> PROBLEM TO SOLVE: Every line that holds the string "values" is to be identified and copied.

> RECORDS FOR THE TASK:
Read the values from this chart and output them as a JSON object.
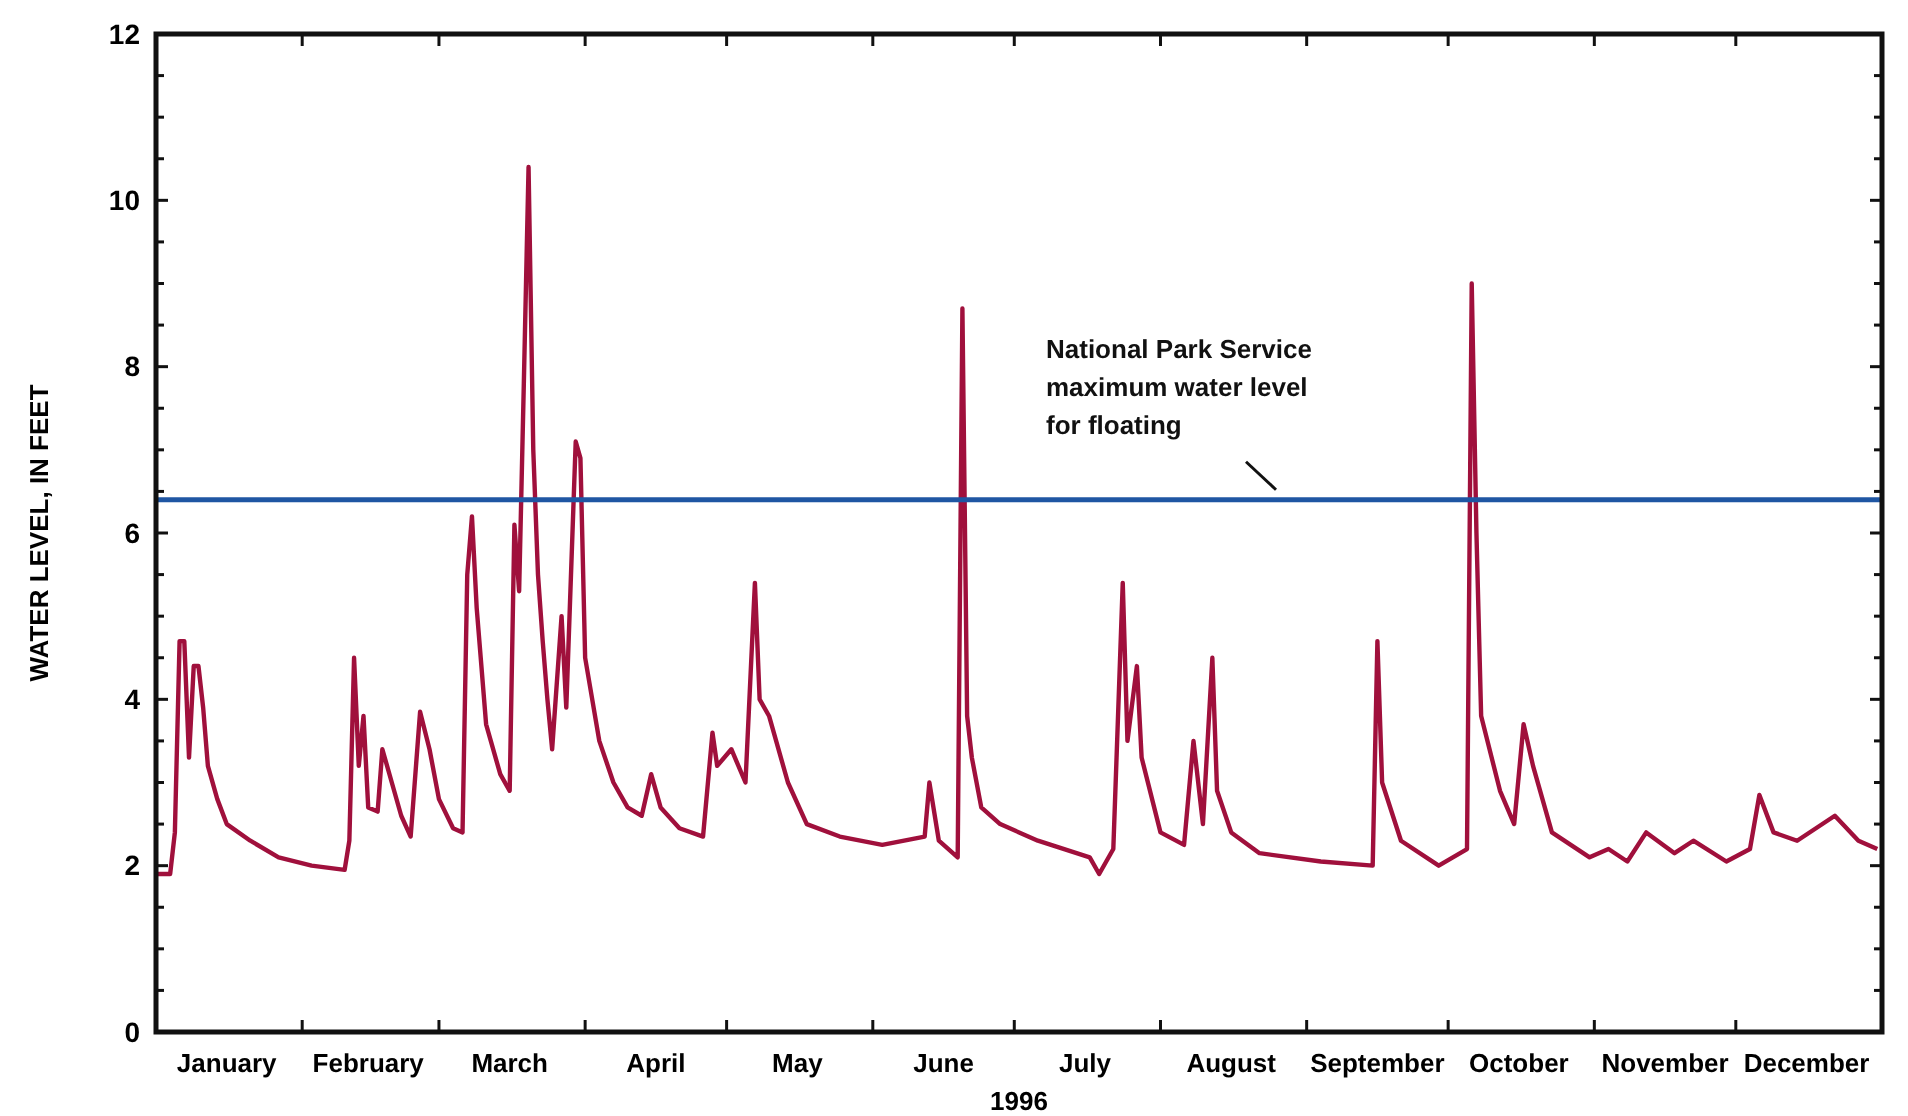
{
  "chart_data": {
    "type": "line",
    "xlabel": "1996",
    "ylabel": "WATER LEVEL, IN FEET",
    "xlim": [
      "1996-01-01",
      "1997-01-01"
    ],
    "ylim": [
      0,
      12
    ],
    "yticks": [
      0,
      {
        "value": 0.5,
        "label": null
      },
      {
        "value": 1,
        "label": null
      },
      {
        "value": 1.5,
        "label": null
      },
      2,
      {
        "value": 2.5,
        "label": null
      },
      {
        "value": 3,
        "label": null
      },
      {
        "value": 3.5,
        "label": null
      },
      4,
      {
        "value": 4.5,
        "label": null
      },
      {
        "value": 5,
        "label": null
      },
      {
        "value": 5.5,
        "label": null
      },
      6,
      {
        "value": 6.5,
        "label": null
      },
      {
        "value": 7,
        "label": null
      },
      {
        "value": 7.5,
        "label": null
      },
      8,
      {
        "value": 8.5,
        "label": null
      },
      {
        "value": 9,
        "label": null
      },
      {
        "value": 9.5,
        "label": null
      },
      10,
      {
        "value": 10.5,
        "label": null
      },
      {
        "value": 11,
        "label": null
      },
      {
        "value": 11.5,
        "label": null
      },
      12
    ],
    "xticks": [
      {
        "value": "1996-01-16",
        "label": "January"
      },
      {
        "value": "1996-02-01",
        "label": null
      },
      {
        "value": "1996-02-15",
        "label": "February"
      },
      {
        "value": "1996-03-01",
        "label": null
      },
      {
        "value": "1996-03-16",
        "label": "March"
      },
      {
        "value": "1996-04-01",
        "label": null
      },
      {
        "value": "1996-04-16",
        "label": "April"
      },
      {
        "value": "1996-05-01",
        "label": null
      },
      {
        "value": "1996-05-16",
        "label": "May"
      },
      {
        "value": "1996-06-01",
        "label": null
      },
      {
        "value": "1996-06-16",
        "label": "June"
      },
      {
        "value": "1996-07-01",
        "label": null
      },
      {
        "value": "1996-07-16",
        "label": "July"
      },
      {
        "value": "1996-08-01",
        "label": null
      },
      {
        "value": "1996-08-16",
        "label": "August"
      },
      {
        "value": "1996-09-01",
        "label": null
      },
      {
        "value": "1996-09-16",
        "label": "September"
      },
      {
        "value": "1996-10-01",
        "label": null
      },
      {
        "value": "1996-10-16",
        "label": "October"
      },
      {
        "value": "1996-11-01",
        "label": null
      },
      {
        "value": "1996-11-16",
        "label": "November"
      },
      {
        "value": "1996-12-01",
        "label": null
      },
      {
        "value": "1996-12-16",
        "label": "December"
      }
    ],
    "grid": false,
    "line_style": "solid",
    "marker": "none",
    "ref_lines": [
      {
        "axis": "y",
        "value": 6.4,
        "label": "National Park Service maximum water level for floating",
        "color": "#1f56a3",
        "line_style": "solid"
      }
    ],
    "x": [
      "1996-01-01",
      "1996-01-04",
      "1996-01-05",
      "1996-01-06",
      "1996-01-07",
      "1996-01-08",
      "1996-01-09",
      "1996-01-10",
      "1996-01-11",
      "1996-01-12",
      "1996-01-14",
      "1996-01-16",
      "1996-01-21",
      "1996-01-27",
      "1996-02-03",
      "1996-02-10",
      "1996-02-11",
      "1996-02-12",
      "1996-02-13",
      "1996-02-14",
      "1996-02-15",
      "1996-02-17",
      "1996-02-18",
      "1996-02-20",
      "1996-02-22",
      "1996-02-24",
      "1996-02-26",
      "1996-02-28",
      "1996-03-01",
      "1996-03-04",
      "1996-03-06",
      "1996-03-07",
      "1996-03-08",
      "1996-03-09",
      "1996-03-11",
      "1996-03-14",
      "1996-03-16",
      "1996-03-17",
      "1996-03-18",
      "1996-03-19",
      "1996-03-20",
      "1996-03-21",
      "1996-03-22",
      "1996-03-23",
      "1996-03-24",
      "1996-03-25",
      "1996-03-26",
      "1996-03-27",
      "1996-03-28",
      "1996-03-30",
      "1996-03-31",
      "1996-04-01",
      "1996-04-04",
      "1996-04-07",
      "1996-04-10",
      "1996-04-13",
      "1996-04-15",
      "1996-04-17",
      "1996-04-21",
      "1996-04-26",
      "1996-04-28",
      "1996-04-29",
      "1996-05-02",
      "1996-05-05",
      "1996-05-07",
      "1996-05-08",
      "1996-05-10",
      "1996-05-14",
      "1996-05-18",
      "1996-05-25",
      "1996-06-03",
      "1996-06-12",
      "1996-06-13",
      "1996-06-15",
      "1996-06-19",
      "1996-06-20",
      "1996-06-21",
      "1996-06-22",
      "1996-06-24",
      "1996-06-28",
      "1996-07-06",
      "1996-07-17",
      "1996-07-19",
      "1996-07-22",
      "1996-07-24",
      "1996-07-25",
      "1996-07-27",
      "1996-07-28",
      "1996-08-01",
      "1996-08-06",
      "1996-08-08",
      "1996-08-10",
      "1996-08-12",
      "1996-08-13",
      "1996-08-16",
      "1996-08-22",
      "1996-09-04",
      "1996-09-15",
      "1996-09-16",
      "1996-09-17",
      "1996-09-21",
      "1996-09-29",
      "1996-10-05",
      "1996-10-06",
      "1996-10-07",
      "1996-10-08",
      "1996-10-12",
      "1996-10-15",
      "1996-10-17",
      "1996-10-19",
      "1996-10-23",
      "1996-10-31",
      "1996-11-04",
      "1996-11-08",
      "1996-11-12",
      "1996-11-18",
      "1996-11-22",
      "1996-11-29",
      "1996-12-04",
      "1996-12-06",
      "1996-12-09",
      "1996-12-14",
      "1996-12-22",
      "1996-12-27",
      "1996-12-31"
    ],
    "series": [
      {
        "color": "#a0103c",
        "values": [
          1.9,
          1.9,
          2.4,
          4.7,
          4.7,
          3.3,
          4.4,
          4.4,
          3.9,
          3.2,
          2.8,
          2.5,
          2.3,
          2.1,
          2.0,
          1.95,
          2.3,
          4.5,
          3.2,
          3.8,
          2.7,
          2.65,
          3.4,
          3.0,
          2.6,
          2.35,
          3.85,
          3.4,
          2.8,
          2.45,
          2.4,
          5.5,
          6.2,
          5.1,
          3.7,
          3.1,
          2.9,
          6.1,
          5.3,
          7.8,
          10.4,
          7.0,
          5.5,
          4.7,
          4.0,
          3.4,
          4.2,
          5.0,
          3.9,
          7.1,
          6.9,
          4.5,
          3.5,
          3.0,
          2.7,
          2.6,
          3.1,
          2.7,
          2.45,
          2.35,
          3.6,
          3.2,
          3.4,
          3.0,
          5.4,
          4.0,
          3.8,
          3.0,
          2.5,
          2.35,
          2.25,
          2.35,
          3.0,
          2.3,
          2.1,
          8.7,
          3.8,
          3.3,
          2.7,
          2.5,
          2.3,
          2.1,
          1.9,
          2.2,
          5.4,
          3.5,
          4.4,
          3.3,
          2.4,
          2.25,
          3.5,
          2.5,
          4.5,
          2.9,
          2.4,
          2.15,
          2.05,
          2.0,
          4.7,
          3.0,
          2.3,
          2.0,
          2.2,
          9.0,
          6.0,
          3.8,
          2.9,
          2.5,
          3.7,
          3.2,
          2.4,
          2.1,
          2.2,
          2.05,
          2.4,
          2.15,
          2.3,
          2.05,
          2.2,
          2.85,
          2.4,
          2.3,
          2.6,
          2.3,
          2.2
        ]
      }
    ]
  }
}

> FINISHED TASK:
Read the values from this chart and output them as a JSON object.
        "values": [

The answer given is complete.